**EXERCISE GOAL**
Copy out each line containing "tratamientos" from the entries below.

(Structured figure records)
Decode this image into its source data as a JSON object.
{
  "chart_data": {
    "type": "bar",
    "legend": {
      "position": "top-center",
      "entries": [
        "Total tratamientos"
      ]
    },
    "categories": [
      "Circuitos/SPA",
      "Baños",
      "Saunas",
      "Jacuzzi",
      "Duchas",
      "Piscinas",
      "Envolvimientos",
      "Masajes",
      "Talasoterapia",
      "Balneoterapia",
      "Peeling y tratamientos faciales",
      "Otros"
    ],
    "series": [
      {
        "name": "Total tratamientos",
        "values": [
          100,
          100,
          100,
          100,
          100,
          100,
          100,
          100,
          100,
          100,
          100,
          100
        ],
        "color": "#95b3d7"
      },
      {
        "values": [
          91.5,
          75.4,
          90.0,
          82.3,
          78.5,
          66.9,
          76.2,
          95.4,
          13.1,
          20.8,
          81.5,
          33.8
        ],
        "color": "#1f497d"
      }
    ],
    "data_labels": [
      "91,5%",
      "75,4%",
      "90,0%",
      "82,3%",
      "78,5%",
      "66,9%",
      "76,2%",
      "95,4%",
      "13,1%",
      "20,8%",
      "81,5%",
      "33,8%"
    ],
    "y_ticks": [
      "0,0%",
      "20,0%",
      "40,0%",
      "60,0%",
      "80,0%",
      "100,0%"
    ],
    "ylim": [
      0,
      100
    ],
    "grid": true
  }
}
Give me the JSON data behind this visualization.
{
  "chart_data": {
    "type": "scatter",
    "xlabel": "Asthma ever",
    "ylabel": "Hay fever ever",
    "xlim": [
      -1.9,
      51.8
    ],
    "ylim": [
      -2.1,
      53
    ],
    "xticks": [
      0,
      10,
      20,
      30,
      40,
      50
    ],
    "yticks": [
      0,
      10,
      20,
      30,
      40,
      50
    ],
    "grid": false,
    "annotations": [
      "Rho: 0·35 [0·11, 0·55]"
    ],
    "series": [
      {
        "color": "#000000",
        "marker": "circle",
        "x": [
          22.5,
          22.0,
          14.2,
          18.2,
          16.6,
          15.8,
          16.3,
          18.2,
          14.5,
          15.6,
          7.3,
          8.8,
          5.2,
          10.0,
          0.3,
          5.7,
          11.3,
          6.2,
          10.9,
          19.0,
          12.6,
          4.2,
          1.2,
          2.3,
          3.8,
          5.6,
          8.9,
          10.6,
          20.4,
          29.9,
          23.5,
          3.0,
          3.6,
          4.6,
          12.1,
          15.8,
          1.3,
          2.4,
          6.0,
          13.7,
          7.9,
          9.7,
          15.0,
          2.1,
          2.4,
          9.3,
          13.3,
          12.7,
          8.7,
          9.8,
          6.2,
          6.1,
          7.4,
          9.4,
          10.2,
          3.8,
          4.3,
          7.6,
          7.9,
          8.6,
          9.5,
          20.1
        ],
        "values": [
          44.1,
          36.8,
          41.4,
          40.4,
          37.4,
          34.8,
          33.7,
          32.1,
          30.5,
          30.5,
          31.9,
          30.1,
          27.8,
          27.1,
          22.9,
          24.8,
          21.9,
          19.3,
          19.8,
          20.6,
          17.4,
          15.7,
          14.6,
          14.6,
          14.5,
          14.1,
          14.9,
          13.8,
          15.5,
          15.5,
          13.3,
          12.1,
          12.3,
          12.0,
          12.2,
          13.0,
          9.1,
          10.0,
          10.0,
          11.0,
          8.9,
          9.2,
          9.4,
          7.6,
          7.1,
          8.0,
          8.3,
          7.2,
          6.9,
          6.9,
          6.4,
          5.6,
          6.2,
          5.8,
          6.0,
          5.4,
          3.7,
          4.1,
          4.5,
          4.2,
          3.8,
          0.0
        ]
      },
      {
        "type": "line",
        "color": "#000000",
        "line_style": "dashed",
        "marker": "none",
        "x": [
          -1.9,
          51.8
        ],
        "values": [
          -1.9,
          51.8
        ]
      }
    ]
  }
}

**CORRECT OUTPUT**
        "Total tratamientos"
      "Peeling y tratamientos faciales",
        "name": "Total tratamientos",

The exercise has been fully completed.